- [Goal of the exercise] Will you transcribe the entries that follow, exactly and in full?

- [Given records]
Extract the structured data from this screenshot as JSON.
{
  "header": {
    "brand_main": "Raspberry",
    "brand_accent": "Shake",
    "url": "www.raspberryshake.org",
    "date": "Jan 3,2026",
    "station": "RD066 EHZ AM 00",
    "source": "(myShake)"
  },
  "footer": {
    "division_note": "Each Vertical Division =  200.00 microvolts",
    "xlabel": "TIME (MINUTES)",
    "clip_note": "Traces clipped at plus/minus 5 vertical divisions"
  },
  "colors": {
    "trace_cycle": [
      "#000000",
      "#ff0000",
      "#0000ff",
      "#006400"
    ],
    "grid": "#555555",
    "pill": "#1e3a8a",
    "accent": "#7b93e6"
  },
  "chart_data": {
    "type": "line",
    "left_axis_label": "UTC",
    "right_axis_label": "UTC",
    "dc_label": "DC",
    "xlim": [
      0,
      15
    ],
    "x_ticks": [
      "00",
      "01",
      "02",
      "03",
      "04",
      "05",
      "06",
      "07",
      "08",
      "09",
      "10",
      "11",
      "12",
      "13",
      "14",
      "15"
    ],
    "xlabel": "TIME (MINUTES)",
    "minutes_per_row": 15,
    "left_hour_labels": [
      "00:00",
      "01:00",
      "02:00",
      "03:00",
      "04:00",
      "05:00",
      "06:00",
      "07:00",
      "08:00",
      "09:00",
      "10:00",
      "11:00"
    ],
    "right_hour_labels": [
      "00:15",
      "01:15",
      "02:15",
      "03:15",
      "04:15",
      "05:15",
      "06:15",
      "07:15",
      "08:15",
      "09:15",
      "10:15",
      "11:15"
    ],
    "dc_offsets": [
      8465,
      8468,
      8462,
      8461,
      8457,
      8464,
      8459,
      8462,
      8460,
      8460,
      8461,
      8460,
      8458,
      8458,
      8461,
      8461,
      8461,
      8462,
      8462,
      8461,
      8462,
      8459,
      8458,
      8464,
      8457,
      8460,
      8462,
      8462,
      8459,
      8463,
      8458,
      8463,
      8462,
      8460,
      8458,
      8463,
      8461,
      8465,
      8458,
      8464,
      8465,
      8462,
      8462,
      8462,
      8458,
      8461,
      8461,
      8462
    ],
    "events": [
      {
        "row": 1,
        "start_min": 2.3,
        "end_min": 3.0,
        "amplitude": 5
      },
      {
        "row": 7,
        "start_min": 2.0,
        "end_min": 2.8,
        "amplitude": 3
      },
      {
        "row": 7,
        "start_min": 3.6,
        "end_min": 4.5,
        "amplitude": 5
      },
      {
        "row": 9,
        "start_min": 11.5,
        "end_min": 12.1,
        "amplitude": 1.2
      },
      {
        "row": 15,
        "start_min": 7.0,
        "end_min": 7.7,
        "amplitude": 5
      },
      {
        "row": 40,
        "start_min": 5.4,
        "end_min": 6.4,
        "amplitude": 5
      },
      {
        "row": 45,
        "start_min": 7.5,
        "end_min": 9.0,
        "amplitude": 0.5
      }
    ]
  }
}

- [Answer for this exercise]
Extract the structured data from this screenshot as JSON.
{
  "header": {
    "brand_main": "Raspberry",
    "brand_accent": "Shake",
    "url": "www.raspberryshake.org",
    "date": "Jan 3,2026",
    "station": "RD066 EHZ AM 00",
    "source": "(myShake)"
  },
  "footer": {
    "division_note": "Each Vertical Division =  200.00 microvolts",
    "xlabel": "TIME (MINUTES)",
    "clip_note": "Traces clipped at plus/minus 5 vertical divisions"
  },
  "colors": {
    "trace_cycle": [
      "#000000",
      "#ff0000",
      "#0000ff",
      "#006400"
    ],
    "grid": "#555555",
    "pill": "#1e3a8a",
    "accent": "#7b93e6"
  },
  "chart_data": {
    "type": "line",
    "left_axis_label": "UTC",
    "right_axis_label": "UTC",
    "dc_label": "DC",
    "xlim": [
      0,
      15
    ],
    "x_ticks": [
      "00",
      "01",
      "02",
      "03",
      "04",
      "05",
      "06",
      "07",
      "08",
      "09",
      "10",
      "11",
      "12",
      "13",
      "14",
      "15"
    ],
    "xlabel": "TIME (MINUTES)",
    "minutes_per_row": 15,
    "left_hour_labels": [
      "00:00",
      "01:00",
      "02:00",
      "03:00",
      "04:00",
      "05:00",
      "06:00",
      "07:00",
      "08:00",
      "09:00",
      "10:00",
      "11:00"
    ],
    "right_hour_labels": [
      "00:15",
      "01:15",
      "02:15",
      "03:15",
      "04:15",
      "05:15",
      "06:15",
      "07:15",
      "08:15",
      "09:15",
      "10:15",
      "11:15"
    ],
    "dc_offsets": [
      8465,
      8468,
      8462,
      8461,
      8457,
      8464,
      8459,
      8462,
      8460,
      8460,
      8461,
      8460,
      8458,
      8458,
      8461,
      8461,
      8461,
      8462,
      8462,
      8461,
      8462,
      8459,
      8458,
      8464,
      8457,
      8460,
      8462,
      8462,
      8459,
      8463,
      8458,
      8463,
      8462,
      8460,
      8458,
      8463,
      8461,
      8465,
      8458,
      8464,
      8465,
      8462,
      8462,
      8462,
      8458,
      8461,
      8461,
      8462
    ],
    "events": [
      {
        "row": 1,
        "start_min": 2.3,
        "end_min": 3.0,
        "amplitude": 5
      },
      {
        "row": 7,
        "start_min": 2.0,
        "end_min": 2.8,
        "amplitude": 3
      },
      {
        "row": 7,
        "start_min": 3.6,
        "end_min": 4.5,
        "amplitude": 5
      },
      {
        "row": 9,
        "start_min": 11.5,
        "end_min": 12.1,
        "amplitude": 1.2
      },
      {
        "row": 15,
        "start_min": 7.0,
        "end_min": 7.7,
        "amplitude": 5
      },
      {
        "row": 40,
        "start_min": 5.4,
        "end_min": 6.4,
        "amplitude": 5
      },
      {
        "row": 45,
        "start_min": 7.5,
        "end_min": 9.0,
        "amplitude": 0.5
      }
    ]
  }
}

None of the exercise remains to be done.